#### Instruction:
Collect every line of the records below that contains the word "pertinent".

#### Records for the exercise:
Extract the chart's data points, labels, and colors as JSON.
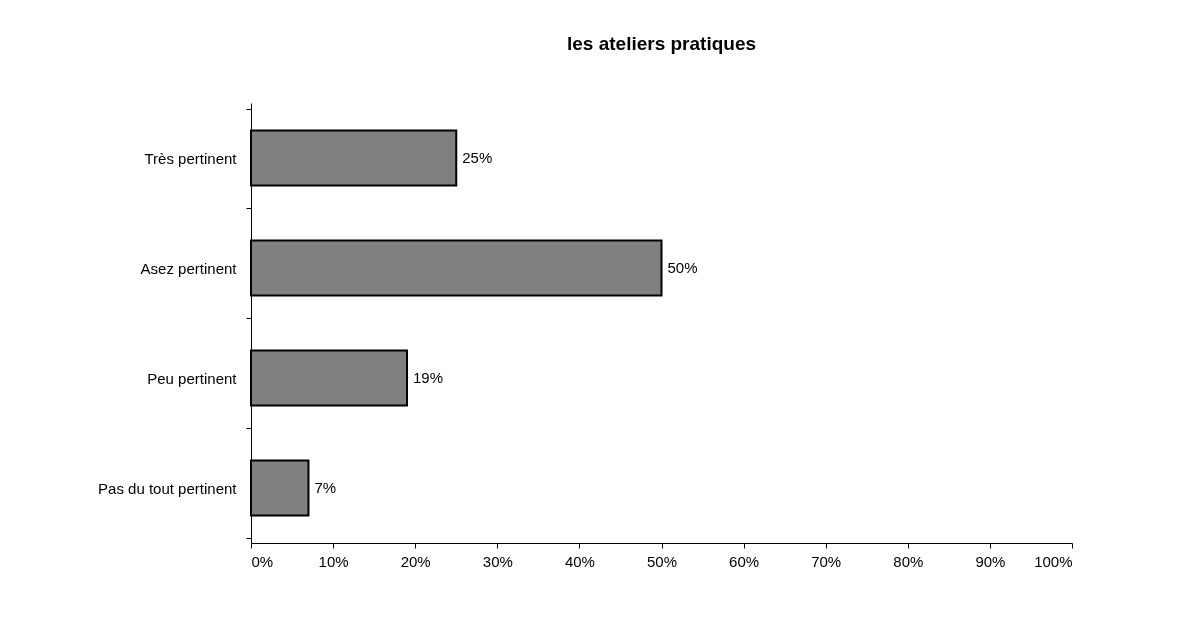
{
  "chart_data": {
    "type": "bar",
    "orientation": "horizontal",
    "title": "les ateliers pratiques",
    "categories": [
      "Très pertinent",
      "Asez pertinent",
      "Peu pertinent",
      "Pas du tout pertinent"
    ],
    "values": [
      25,
      50,
      19,
      7
    ],
    "value_labels": [
      "25%",
      "50%",
      "19%",
      "7%"
    ],
    "color": "#808080",
    "xlim": [
      0,
      100
    ],
    "xticks": [
      {
        "value": 0,
        "label": "0%"
      },
      {
        "value": 10,
        "label": "10%"
      },
      {
        "value": 20,
        "label": "20%"
      },
      {
        "value": 30,
        "label": "30%"
      },
      {
        "value": 40,
        "label": "40%"
      },
      {
        "value": 50,
        "label": "50%"
      },
      {
        "value": 60,
        "label": "60%"
      },
      {
        "value": 70,
        "label": "70%"
      },
      {
        "value": 80,
        "label": "80%"
      },
      {
        "value": 90,
        "label": "90%"
      },
      {
        "value": 100,
        "label": "100%"
      }
    ],
    "grid": false
  }
}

#### Exercise output:
      "Très pertinent",
      "Asez pertinent",
      "Peu pertinent",
      "Pas du tout pertinent"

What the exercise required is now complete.